> [What to work on]
From the entries below, pull out each line where "March" appears.

Saved data entries:
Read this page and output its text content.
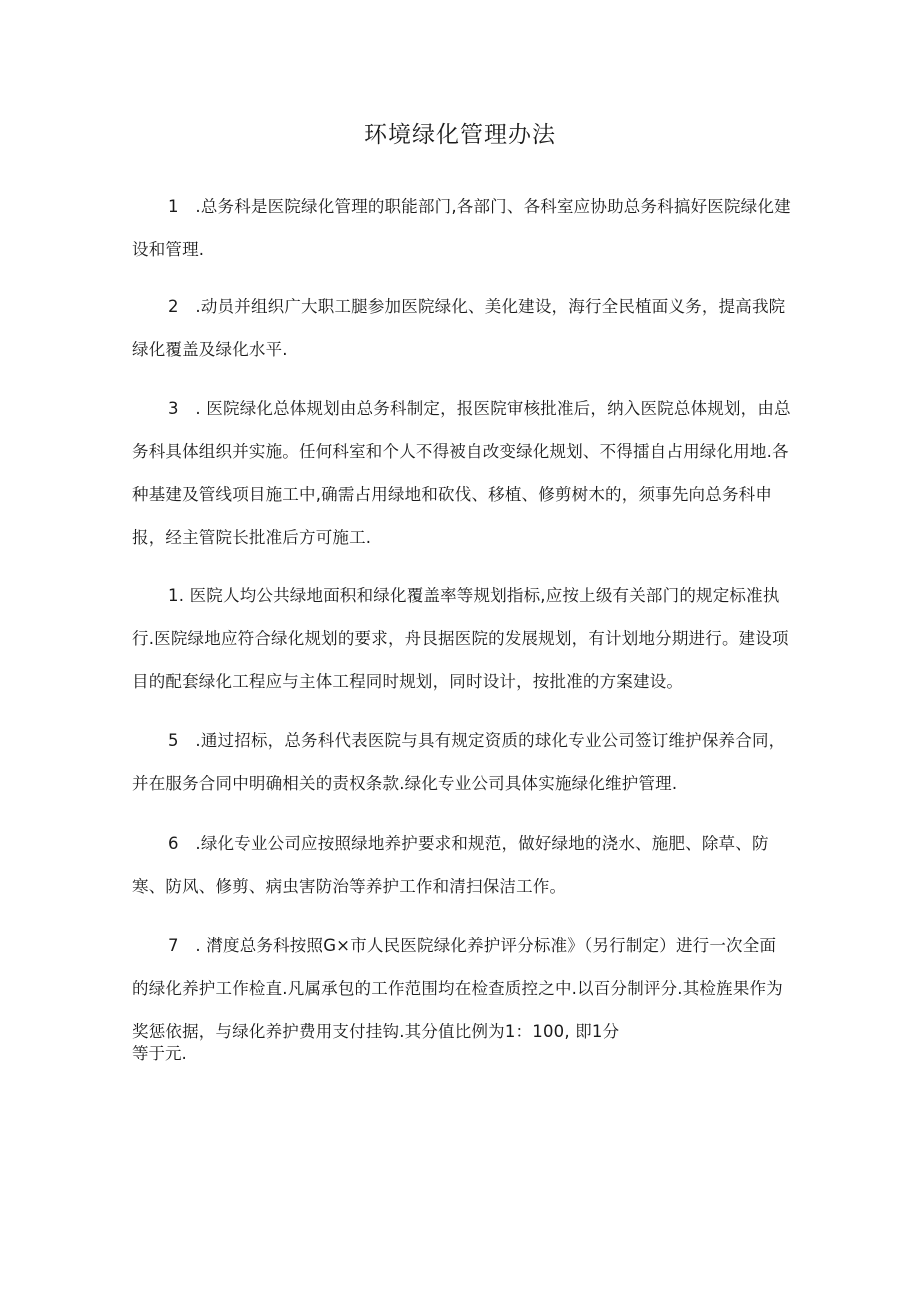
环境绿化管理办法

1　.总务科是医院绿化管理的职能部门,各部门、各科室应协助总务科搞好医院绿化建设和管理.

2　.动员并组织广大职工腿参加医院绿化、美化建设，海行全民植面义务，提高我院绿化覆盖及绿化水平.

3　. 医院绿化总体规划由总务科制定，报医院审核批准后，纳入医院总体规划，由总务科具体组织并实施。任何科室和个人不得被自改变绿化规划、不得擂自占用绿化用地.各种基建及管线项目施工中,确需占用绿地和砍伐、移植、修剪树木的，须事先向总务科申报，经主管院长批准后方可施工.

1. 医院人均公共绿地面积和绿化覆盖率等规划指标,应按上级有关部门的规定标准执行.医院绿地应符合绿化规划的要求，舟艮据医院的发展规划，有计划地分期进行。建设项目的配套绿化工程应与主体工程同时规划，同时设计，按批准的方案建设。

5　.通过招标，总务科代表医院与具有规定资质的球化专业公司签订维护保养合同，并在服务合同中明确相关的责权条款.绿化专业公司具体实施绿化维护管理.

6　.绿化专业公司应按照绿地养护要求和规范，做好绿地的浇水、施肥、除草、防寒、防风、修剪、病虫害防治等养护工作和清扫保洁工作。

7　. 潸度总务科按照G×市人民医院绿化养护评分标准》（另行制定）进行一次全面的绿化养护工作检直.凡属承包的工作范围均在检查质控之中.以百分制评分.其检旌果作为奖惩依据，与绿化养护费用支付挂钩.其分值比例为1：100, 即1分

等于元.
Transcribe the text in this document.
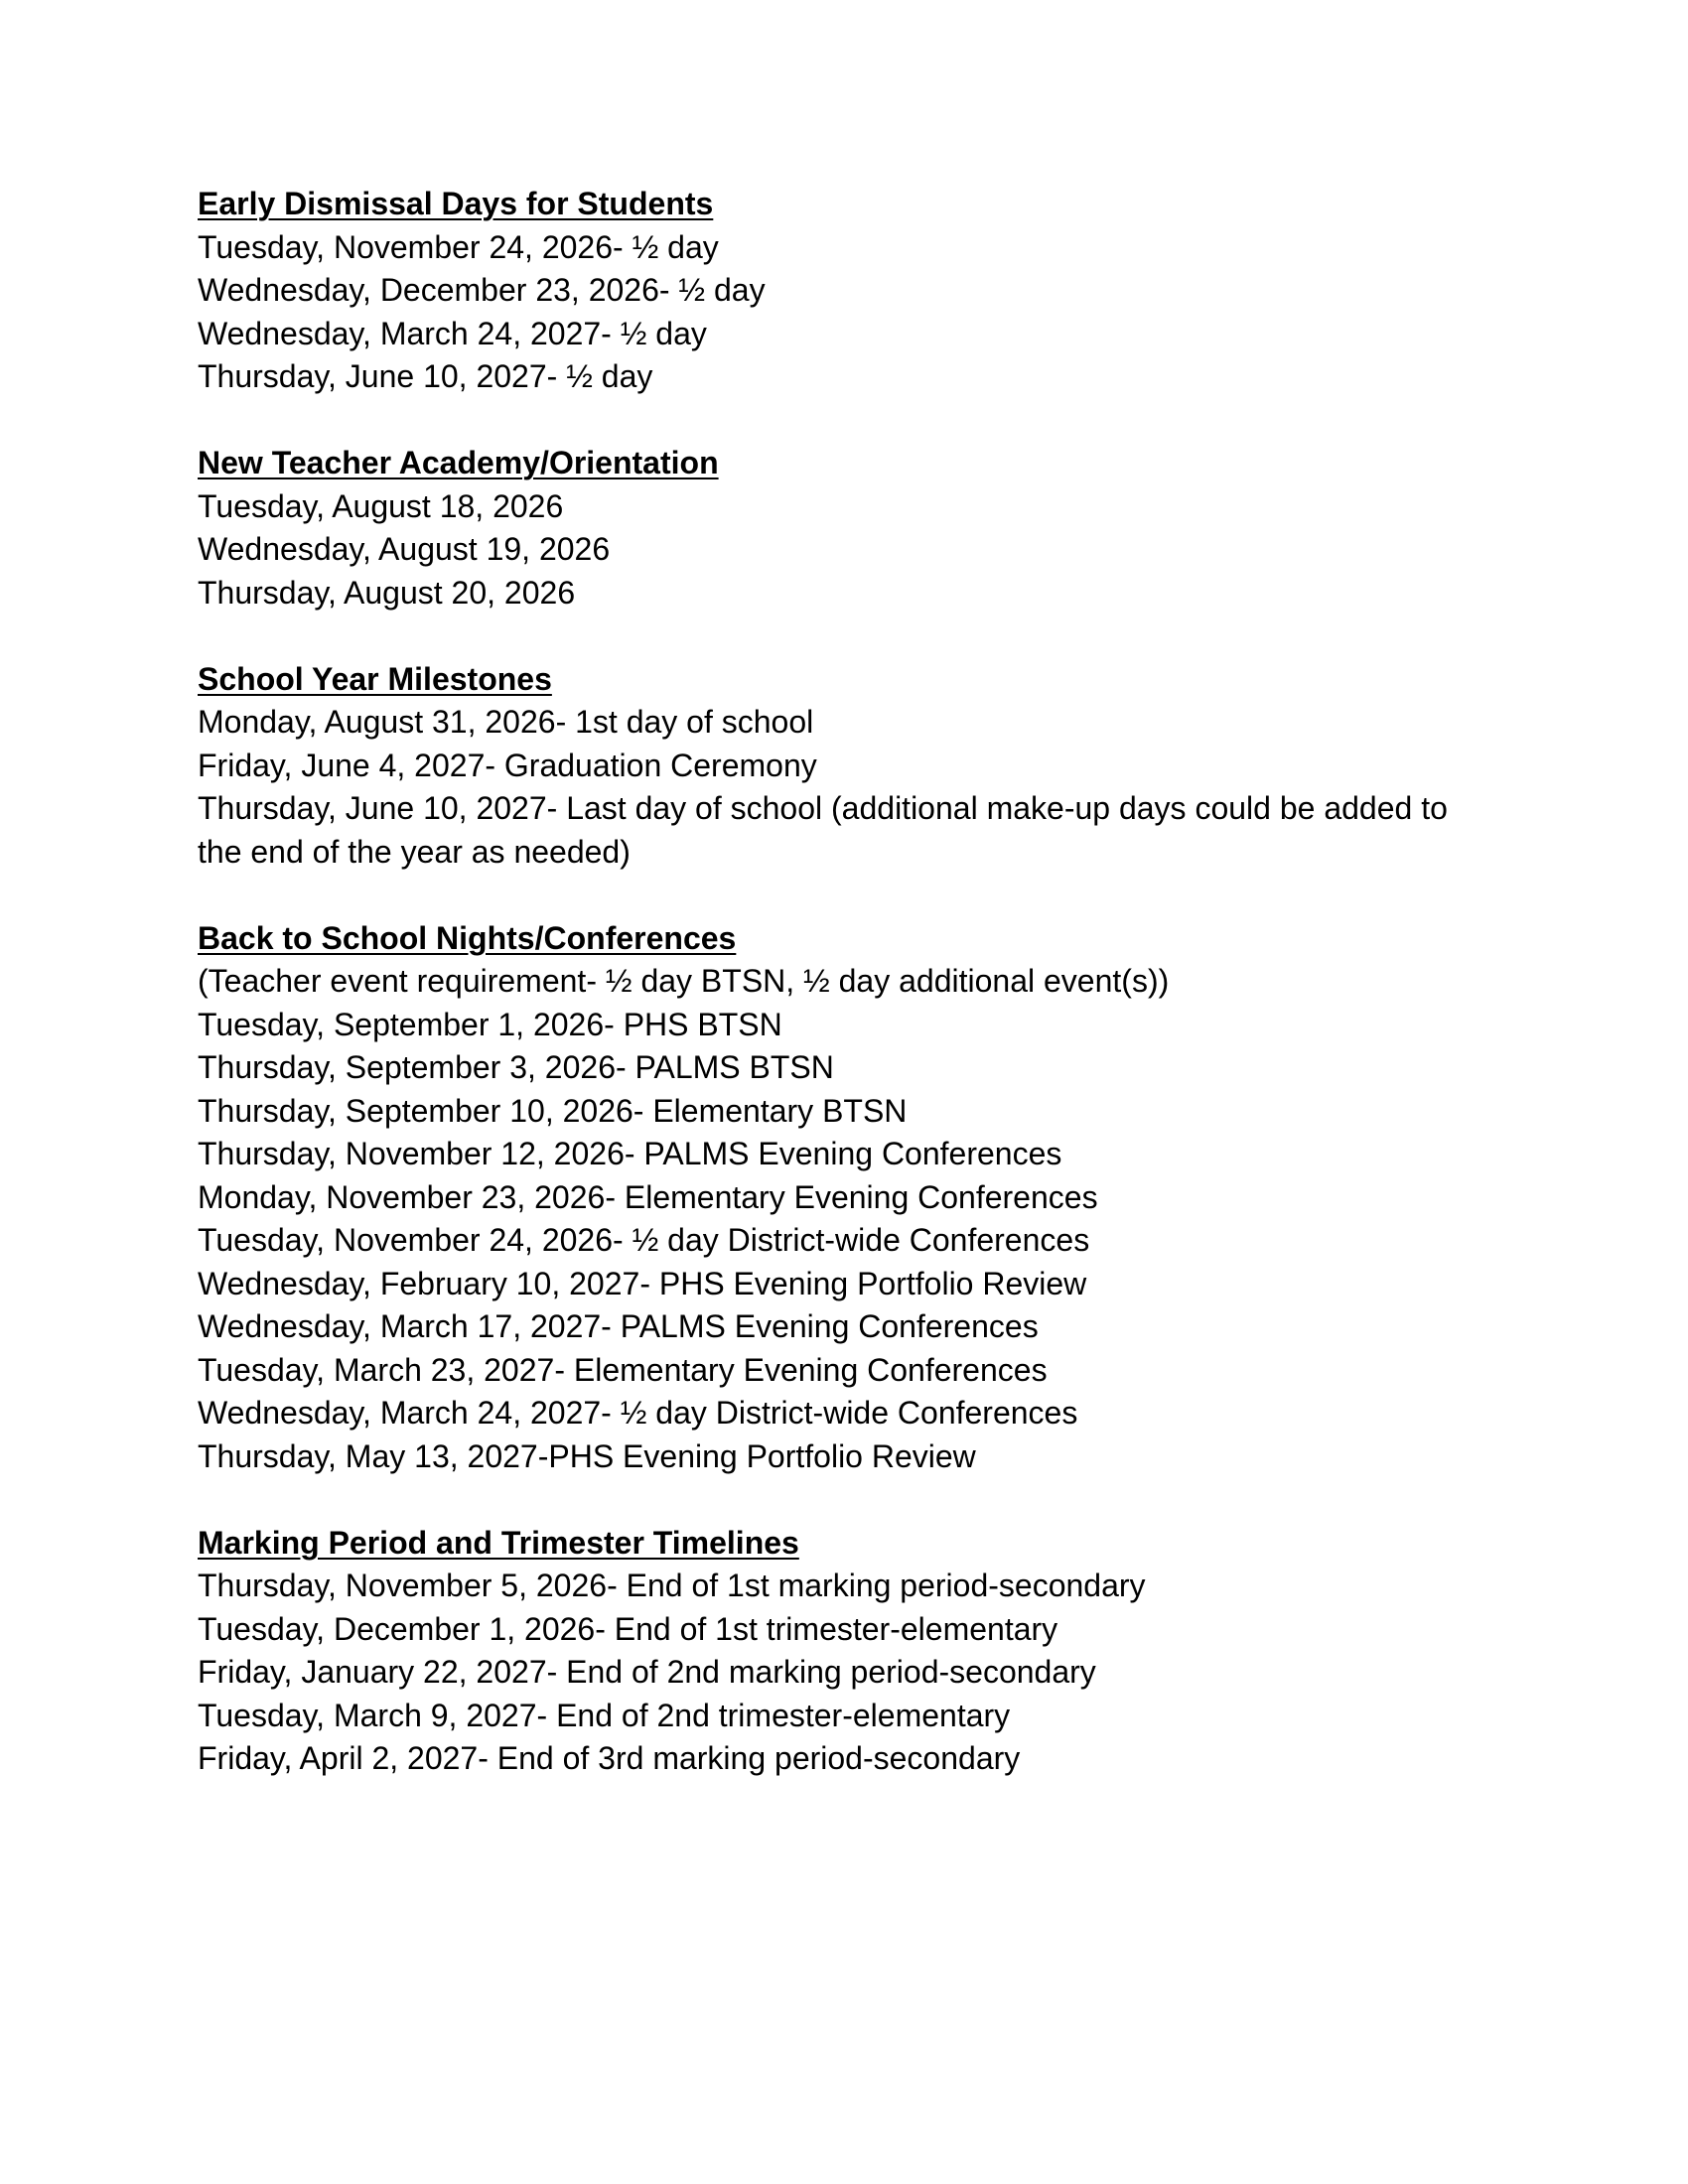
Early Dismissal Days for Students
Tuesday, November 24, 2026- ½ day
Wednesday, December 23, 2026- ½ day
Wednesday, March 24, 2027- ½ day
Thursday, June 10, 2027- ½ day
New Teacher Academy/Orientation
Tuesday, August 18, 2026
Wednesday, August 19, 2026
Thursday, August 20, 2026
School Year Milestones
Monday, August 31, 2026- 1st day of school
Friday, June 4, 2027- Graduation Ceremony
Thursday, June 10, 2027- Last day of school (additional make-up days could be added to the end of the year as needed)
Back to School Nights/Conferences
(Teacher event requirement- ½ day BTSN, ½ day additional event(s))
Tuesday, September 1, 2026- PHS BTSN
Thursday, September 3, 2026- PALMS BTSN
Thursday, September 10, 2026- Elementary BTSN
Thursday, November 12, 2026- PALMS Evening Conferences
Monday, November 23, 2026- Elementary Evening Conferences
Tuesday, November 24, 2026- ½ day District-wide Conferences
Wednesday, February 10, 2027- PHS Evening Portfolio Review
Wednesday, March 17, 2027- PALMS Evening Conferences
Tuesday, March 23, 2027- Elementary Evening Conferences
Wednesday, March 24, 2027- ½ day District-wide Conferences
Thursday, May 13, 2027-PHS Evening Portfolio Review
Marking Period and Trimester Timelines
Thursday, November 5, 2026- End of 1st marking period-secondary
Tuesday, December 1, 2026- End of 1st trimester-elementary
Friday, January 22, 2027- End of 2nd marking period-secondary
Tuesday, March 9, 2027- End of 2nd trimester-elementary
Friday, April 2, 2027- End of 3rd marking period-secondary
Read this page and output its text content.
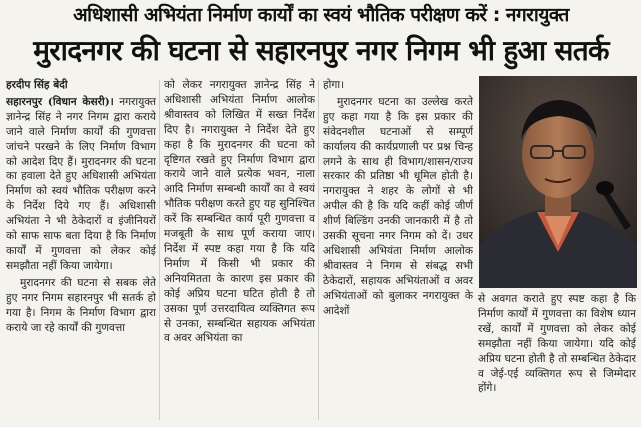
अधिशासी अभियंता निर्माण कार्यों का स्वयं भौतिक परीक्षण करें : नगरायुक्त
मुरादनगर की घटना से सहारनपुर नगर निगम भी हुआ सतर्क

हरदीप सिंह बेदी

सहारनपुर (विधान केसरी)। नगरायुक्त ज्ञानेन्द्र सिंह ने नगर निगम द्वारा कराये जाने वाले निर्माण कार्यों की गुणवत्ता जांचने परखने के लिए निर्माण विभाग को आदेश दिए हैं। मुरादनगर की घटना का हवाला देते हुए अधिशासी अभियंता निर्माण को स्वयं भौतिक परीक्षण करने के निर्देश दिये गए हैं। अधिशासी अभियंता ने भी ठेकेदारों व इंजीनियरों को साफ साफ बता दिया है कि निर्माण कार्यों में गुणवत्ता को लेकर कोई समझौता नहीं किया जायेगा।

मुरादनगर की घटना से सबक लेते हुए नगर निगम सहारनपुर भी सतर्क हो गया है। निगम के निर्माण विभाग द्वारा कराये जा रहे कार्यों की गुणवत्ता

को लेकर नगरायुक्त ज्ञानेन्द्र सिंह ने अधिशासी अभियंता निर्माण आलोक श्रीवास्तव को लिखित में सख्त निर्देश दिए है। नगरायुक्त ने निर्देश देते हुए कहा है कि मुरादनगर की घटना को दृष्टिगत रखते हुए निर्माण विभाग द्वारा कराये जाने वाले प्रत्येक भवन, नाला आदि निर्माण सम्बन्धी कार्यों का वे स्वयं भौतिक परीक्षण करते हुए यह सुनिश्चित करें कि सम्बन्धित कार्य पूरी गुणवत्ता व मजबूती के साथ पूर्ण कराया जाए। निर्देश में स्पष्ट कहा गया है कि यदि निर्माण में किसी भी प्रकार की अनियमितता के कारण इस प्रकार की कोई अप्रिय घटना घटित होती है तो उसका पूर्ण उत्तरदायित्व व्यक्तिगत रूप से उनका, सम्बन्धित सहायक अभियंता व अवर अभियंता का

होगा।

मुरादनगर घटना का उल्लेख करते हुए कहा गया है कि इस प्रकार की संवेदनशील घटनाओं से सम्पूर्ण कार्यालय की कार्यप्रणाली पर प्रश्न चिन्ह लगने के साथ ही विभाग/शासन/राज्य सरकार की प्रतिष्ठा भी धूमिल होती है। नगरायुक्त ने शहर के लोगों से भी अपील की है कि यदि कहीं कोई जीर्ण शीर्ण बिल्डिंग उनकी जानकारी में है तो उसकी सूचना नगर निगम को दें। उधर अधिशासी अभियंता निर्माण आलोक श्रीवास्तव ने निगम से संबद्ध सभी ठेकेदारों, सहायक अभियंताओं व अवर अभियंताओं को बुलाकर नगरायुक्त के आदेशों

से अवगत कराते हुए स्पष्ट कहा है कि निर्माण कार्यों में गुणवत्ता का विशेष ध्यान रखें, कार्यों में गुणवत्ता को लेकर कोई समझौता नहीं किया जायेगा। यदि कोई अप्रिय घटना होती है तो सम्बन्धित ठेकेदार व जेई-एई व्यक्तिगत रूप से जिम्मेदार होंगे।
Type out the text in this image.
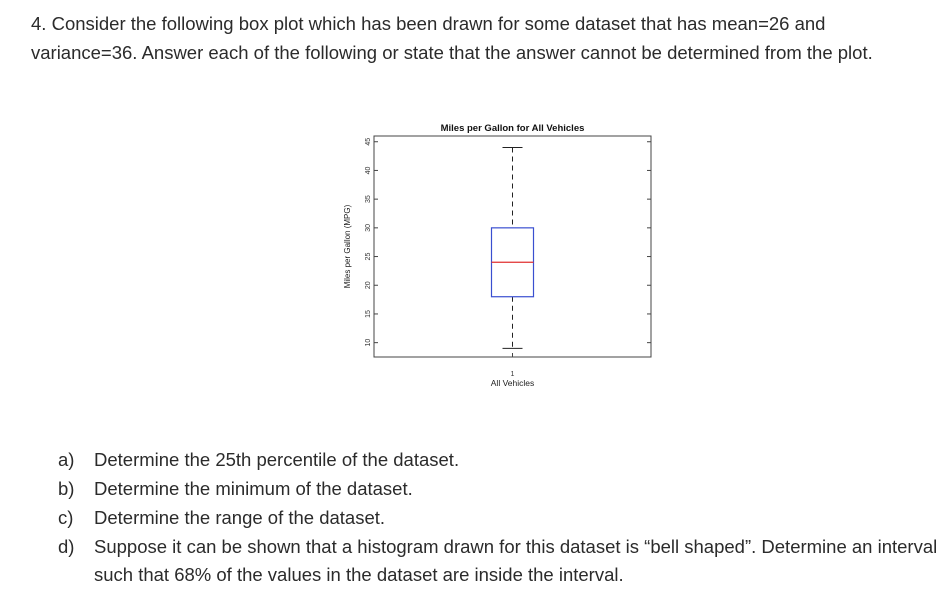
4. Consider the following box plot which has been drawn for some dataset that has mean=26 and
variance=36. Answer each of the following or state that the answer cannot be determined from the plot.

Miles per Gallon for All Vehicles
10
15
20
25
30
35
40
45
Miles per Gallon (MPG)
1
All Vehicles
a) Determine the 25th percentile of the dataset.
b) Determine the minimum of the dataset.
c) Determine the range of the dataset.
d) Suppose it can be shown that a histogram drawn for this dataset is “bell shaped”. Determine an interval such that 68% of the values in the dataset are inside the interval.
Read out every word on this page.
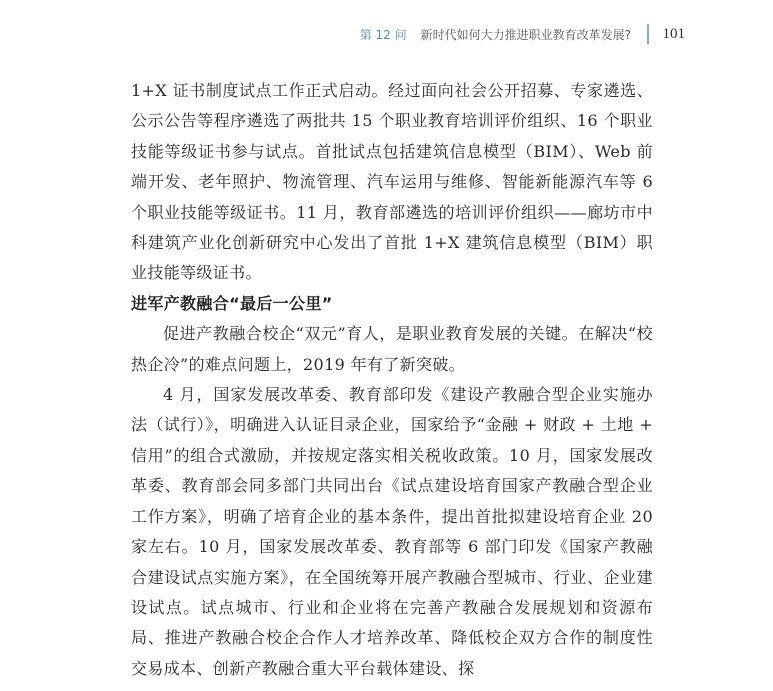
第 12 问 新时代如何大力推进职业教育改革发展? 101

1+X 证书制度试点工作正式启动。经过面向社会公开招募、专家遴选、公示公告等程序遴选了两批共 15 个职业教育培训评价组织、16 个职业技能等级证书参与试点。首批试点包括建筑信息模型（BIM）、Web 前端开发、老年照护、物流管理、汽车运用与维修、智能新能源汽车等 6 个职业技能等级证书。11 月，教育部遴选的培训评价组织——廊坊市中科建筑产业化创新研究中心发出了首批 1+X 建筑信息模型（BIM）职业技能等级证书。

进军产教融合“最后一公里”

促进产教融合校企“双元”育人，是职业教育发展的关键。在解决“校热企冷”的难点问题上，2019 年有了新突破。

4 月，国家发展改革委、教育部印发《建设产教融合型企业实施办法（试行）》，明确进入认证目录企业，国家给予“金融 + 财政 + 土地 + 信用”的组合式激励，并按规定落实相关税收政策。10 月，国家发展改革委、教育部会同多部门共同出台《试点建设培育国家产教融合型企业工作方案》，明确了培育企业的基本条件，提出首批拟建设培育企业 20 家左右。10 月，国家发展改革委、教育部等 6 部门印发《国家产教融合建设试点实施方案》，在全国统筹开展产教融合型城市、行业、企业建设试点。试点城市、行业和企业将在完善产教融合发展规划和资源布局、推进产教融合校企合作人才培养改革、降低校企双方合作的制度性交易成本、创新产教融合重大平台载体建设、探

> [Worked solution]
Wednesday, March 24, 2027- ½ day
Wednesday, March 17, 2027- PALMS Evening Conferences
Tuesday, March 23, 2027- Elementary Evening Conferences
Wednesday, March 24, 2027- ½ day District-wide Conferences
Tuesday, March 9, 2027- End of 2nd trimester-elementary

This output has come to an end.